| Data shown |
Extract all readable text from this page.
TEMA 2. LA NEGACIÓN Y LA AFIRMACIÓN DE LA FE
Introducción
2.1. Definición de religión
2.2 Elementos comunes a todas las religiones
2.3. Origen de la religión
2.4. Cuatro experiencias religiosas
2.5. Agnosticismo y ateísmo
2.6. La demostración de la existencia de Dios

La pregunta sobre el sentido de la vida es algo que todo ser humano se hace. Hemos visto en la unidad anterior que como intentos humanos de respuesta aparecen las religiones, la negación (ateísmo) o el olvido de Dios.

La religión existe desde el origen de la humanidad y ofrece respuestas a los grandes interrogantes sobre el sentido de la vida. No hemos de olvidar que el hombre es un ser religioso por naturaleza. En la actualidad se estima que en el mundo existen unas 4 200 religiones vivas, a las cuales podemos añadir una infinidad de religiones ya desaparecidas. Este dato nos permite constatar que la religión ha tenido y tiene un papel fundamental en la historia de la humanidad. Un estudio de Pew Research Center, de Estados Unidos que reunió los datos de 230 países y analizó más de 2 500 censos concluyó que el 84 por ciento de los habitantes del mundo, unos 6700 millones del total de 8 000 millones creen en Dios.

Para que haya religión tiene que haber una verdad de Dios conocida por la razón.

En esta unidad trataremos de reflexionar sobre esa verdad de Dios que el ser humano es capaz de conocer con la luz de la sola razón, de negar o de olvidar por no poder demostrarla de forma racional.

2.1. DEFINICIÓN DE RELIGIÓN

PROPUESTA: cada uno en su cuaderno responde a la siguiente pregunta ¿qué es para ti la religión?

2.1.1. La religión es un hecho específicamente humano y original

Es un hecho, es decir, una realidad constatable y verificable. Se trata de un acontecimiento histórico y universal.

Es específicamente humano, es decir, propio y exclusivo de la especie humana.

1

| What this task involves |
All entries shown above should be printed again exactly.

| Right answer |
Extract all readable text from this page.
TEMA 2. LA NEGACIÓN Y LA AFIRMACIÓN DE LA FE
Introducción
2.1. Definición de religión
2.2 Elementos comunes a todas las religiones
2.3. Origen de la religión
2.4. Cuatro experiencias religiosas
2.5. Agnosticismo y ateísmo
2.6. La demostración de la existencia de Dios

La pregunta sobre el sentido de la vida es algo que todo ser humano se hace. Hemos visto en la unidad anterior que como intentos humanos de respuesta aparecen las religiones, la negación (ateísmo) o el olvido de Dios.

La religión existe desde el origen de la humanidad y ofrece respuestas a los grandes interrogantes sobre el sentido de la vida. No hemos de olvidar que el hombre es un ser religioso por naturaleza. En la actualidad se estima que en el mundo existen unas 4 200 religiones vivas, a las cuales podemos añadir una infinidad de religiones ya desaparecidas. Este dato nos permite constatar que la religión ha tenido y tiene un papel fundamental en la historia de la humanidad. Un estudio de Pew Research Center, de Estados Unidos que reunió los datos de 230 países y analizó más de 2 500 censos concluyó que el 84 por ciento de los habitantes del mundo, unos 6700 millones del total de 8 000 millones creen en Dios.

Para que haya religión tiene que haber una verdad de Dios conocida por la razón.

En esta unidad trataremos de reflexionar sobre esa verdad de Dios que el ser humano es capaz de conocer con la luz de la sola razón, de negar o de olvidar por no poder demostrarla de forma racional.

2.1. DEFINICIÓN DE RELIGIÓN

PROPUESTA: cada uno en su cuaderno responde a la siguiente pregunta ¿qué es para ti la religión?

2.1.1. La religión es un hecho específicamente humano y original

Es un hecho, es decir, una realidad constatable y verificable. Se trata de un acontecimiento histórico y universal.

Es específicamente humano, es decir, propio y exclusivo de la especie humana.

1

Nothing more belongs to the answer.